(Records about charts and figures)
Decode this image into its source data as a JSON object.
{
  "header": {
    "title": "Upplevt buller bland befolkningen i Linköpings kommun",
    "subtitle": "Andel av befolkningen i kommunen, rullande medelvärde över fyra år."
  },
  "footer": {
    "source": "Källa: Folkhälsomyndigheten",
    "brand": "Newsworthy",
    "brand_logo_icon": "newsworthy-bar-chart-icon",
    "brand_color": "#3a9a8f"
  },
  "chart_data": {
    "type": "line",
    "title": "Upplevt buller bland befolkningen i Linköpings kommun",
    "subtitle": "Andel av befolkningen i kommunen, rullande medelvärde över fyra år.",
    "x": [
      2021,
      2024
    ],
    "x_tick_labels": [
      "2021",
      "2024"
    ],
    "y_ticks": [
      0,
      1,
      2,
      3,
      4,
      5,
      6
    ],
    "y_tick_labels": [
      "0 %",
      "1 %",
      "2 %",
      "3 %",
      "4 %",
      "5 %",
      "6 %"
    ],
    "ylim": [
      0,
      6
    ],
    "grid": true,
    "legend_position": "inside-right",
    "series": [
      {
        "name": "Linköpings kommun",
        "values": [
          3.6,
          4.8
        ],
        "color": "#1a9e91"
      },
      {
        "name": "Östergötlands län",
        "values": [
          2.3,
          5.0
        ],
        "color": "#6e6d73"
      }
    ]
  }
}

# What is needed
Retype each record exactly, leaving nothing out.

# Output for this exercise
Decode this image into its source data as a JSON object.
{
  "header": {
    "title": "Upplevt buller bland befolkningen i Linköpings kommun",
    "subtitle": "Andel av befolkningen i kommunen, rullande medelvärde över fyra år."
  },
  "footer": {
    "source": "Källa: Folkhälsomyndigheten",
    "brand": "Newsworthy",
    "brand_logo_icon": "newsworthy-bar-chart-icon",
    "brand_color": "#3a9a8f"
  },
  "chart_data": {
    "type": "line",
    "title": "Upplevt buller bland befolkningen i Linköpings kommun",
    "subtitle": "Andel av befolkningen i kommunen, rullande medelvärde över fyra år.",
    "x": [
      2021,
      2024
    ],
    "x_tick_labels": [
      "2021",
      "2024"
    ],
    "y_ticks": [
      0,
      1,
      2,
      3,
      4,
      5,
      6
    ],
    "y_tick_labels": [
      "0 %",
      "1 %",
      "2 %",
      "3 %",
      "4 %",
      "5 %",
      "6 %"
    ],
    "ylim": [
      0,
      6
    ],
    "grid": true,
    "legend_position": "inside-right",
    "series": [
      {
        "name": "Linköpings kommun",
        "values": [
          3.6,
          4.8
        ],
        "color": "#1a9e91"
      },
      {
        "name": "Östergötlands län",
        "values": [
          2.3,
          5.0
        ],
        "color": "#6e6d73"
      }
    ]
  }
}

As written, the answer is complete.